• [EXERCISE]: Every entry needs to be reproduced exactly.

• [MATERIAL PROVIDED]:

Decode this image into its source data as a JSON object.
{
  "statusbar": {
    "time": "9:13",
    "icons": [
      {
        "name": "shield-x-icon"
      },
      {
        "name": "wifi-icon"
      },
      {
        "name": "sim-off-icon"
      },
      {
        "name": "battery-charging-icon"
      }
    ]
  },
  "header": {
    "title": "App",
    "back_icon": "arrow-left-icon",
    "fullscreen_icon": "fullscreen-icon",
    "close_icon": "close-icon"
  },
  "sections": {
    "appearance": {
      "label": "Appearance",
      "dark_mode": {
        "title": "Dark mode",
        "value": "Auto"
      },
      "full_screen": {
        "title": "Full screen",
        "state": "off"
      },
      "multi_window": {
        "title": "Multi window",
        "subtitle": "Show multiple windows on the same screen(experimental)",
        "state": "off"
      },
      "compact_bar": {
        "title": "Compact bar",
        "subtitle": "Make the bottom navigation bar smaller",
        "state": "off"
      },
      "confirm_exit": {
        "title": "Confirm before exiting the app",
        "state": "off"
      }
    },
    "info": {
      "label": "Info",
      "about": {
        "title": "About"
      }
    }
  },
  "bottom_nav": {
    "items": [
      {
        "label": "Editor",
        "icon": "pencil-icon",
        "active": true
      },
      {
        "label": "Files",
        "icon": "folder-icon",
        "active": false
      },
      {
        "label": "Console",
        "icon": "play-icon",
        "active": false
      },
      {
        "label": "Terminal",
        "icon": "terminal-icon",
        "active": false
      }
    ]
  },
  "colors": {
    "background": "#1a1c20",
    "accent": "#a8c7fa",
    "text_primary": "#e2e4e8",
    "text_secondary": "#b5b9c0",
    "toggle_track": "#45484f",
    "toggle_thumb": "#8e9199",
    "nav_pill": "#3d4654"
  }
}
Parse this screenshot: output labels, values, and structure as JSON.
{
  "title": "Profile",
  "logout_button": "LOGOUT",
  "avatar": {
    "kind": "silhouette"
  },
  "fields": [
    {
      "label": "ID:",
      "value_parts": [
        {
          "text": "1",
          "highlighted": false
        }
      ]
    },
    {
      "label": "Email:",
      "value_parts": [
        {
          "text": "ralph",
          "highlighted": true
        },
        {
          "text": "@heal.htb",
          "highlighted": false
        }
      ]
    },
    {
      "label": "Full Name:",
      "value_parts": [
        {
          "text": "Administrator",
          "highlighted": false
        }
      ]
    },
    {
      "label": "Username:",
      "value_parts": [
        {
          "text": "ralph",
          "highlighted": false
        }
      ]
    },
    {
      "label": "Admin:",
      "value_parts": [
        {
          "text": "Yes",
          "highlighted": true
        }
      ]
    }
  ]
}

• [THE SOLUTION]:
Decode this image into its source data as a JSON object.
{
  "statusbar": {
    "time": "9:13",
    "icons": [
      {
        "name": "shield-x-icon"
      },
      {
        "name": "wifi-icon"
      },
      {
        "name": "sim-off-icon"
      },
      {
        "name": "battery-charging-icon"
      }
    ]
  },
  "header": {
    "title": "App",
    "back_icon": "arrow-left-icon",
    "fullscreen_icon": "fullscreen-icon",
    "close_icon": "close-icon"
  },
  "sections": {
    "appearance": {
      "label": "Appearance",
      "dark_mode": {
        "title": "Dark mode",
        "value": "Auto"
      },
      "full_screen": {
        "title": "Full screen",
        "state": "off"
      },
      "multi_window": {
        "title": "Multi window",
        "subtitle": "Show multiple windows on the same screen(experimental)",
        "state": "off"
      },
      "compact_bar": {
        "title": "Compact bar",
        "subtitle": "Make the bottom navigation bar smaller",
        "state": "off"
      },
      "confirm_exit": {
        "title": "Confirm before exiting the app",
        "state": "off"
      }
    },
    "info": {
      "label": "Info",
      "about": {
        "title": "About"
      }
    }
  },
  "bottom_nav": {
    "items": [
      {
        "label": "Editor",
        "icon": "pencil-icon",
        "active": true
      },
      {
        "label": "Files",
        "icon": "folder-icon",
        "active": false
      },
      {
        "label": "Console",
        "icon": "play-icon",
        "active": false
      },
      {
        "label": "Terminal",
        "icon": "terminal-icon",
        "active": false
      }
    ]
  },
  "colors": {
    "background": "#1a1c20",
    "accent": "#a8c7fa",
    "text_primary": "#e2e4e8",
    "text_secondary": "#b5b9c0",
    "toggle_track": "#45484f",
    "toggle_thumb": "#8e9199",
    "nav_pill": "#3d4654"
  }
}
Parse this screenshot: output labels, values, and structure as JSON.
{
  "title": "Profile",
  "logout_button": "LOGOUT",
  "avatar": {
    "kind": "silhouette"
  },
  "fields": [
    {
      "label": "ID:",
      "value_parts": [
        {
          "text": "1",
          "highlighted": false
        }
      ]
    },
    {
      "label": "Email:",
      "value_parts": [
        {
          "text": "ralph",
          "highlighted": true
        },
        {
          "text": "@heal.htb",
          "highlighted": false
        }
      ]
    },
    {
      "label": "Full Name:",
      "value_parts": [
        {
          "text": "Administrator",
          "highlighted": false
        }
      ]
    },
    {
      "label": "Username:",
      "value_parts": [
        {
          "text": "ralph",
          "highlighted": false
        }
      ]
    },
    {
      "label": "Admin:",
      "value_parts": [
        {
          "text": "Yes",
          "highlighted": true
        }
      ]
    }
  ]
}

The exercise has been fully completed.